Provided text

——

Equal Temperament: Tuning the Modern Musical World

A Mystery That Begins with the Ears

Before the C-sharp existed, there was the problem of the C-sharp.

There is something every musician who has ever tuned an instrument knows, even if they have not thought much about it: tuning is hard. Not in the sense that it requires skill — it does — but in a deeper sense: tuning perfectly is, strictly speaking, mathematically impossible.

That claim sounds strange. Music seems like something ordered, precise, measurable. Notes have defined frequencies; intervals have exact numerical relationships. How can it be impossible to tune perfectly? The answer lies in a contradiction that the Pythagoreans discovered more than two thousand years ago and that seventeenth-century instrument builders were forced to resolve: the mathematics of musical intervals do not close. No tuning system can be perfectly just in all keys at the same time. For centuries, that imperfection sat at the heart of one of the most complex technical problems in the history of music.

The Problem: The Pythagorean Comma

To understand the problem of temperament, it helps to understand what an interval is and why its mathematics do not add up.

An interval is the relationship between two sound frequencies. The octave, the most fundamental interval of all, has a ratio of 2:1: if the note A vibrates at 440 hertz, the octave above vibrates at 880. This relationship is perfect, universal, recognised by every human ear as consonant.

The problem appears when we try to build the other intervals with the same mathematical rigour. The perfect fifth — the interval between C and G, for instance — has a ratio of 3:2. It is a beautiful, stable, perfectly consonant interval. If we start from C and ascend twelve successive perfect fifths, we should arrive exactly seven octaves above the original C. Mathematics says that is how it should work. But it does not.

When you ascend twelve perfect fifths of 3:2, the result does not coincide exactly with seven perfect octaves of 2:1. The difference is small — roughly a quarter of a semitone — but it is real and audible. Medieval mathematicians called it the Pythagorean comma, and for more than a thousand years it was a kind of secret scandal of music theory: the sonic universe does not close, is not perfectly round, has a crack in it.

——

Supplied data
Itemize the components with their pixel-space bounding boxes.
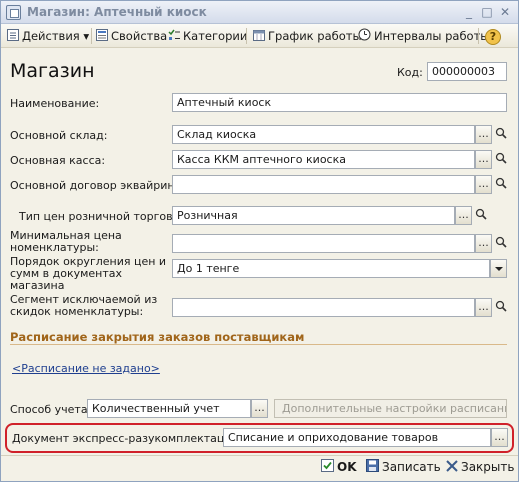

——

Write out the stretch of the equal temperament text from "An interval is the" through "it does not.".

An interval is the relationship between two sound frequencies. The octave, the most fundamental interval of all, has a ratio of 2:1: if the note A vibrates at 440 hertz, the octave above vibrates at 880. This relationship is perfect, universal, recognised by every human ear as consonant.

The problem appears when we try to build the other intervals with the same mathematical rigour. The perfect fifth — the interval between C and G, for instance — has a ratio of 3:2. It is a beautiful, stable, perfectly consonant interval. If we start from C and ascend twelve successive perfect fifths, we should arrive exactly seven octaves above the original C. Mathematics says that is how it should work. But it does not.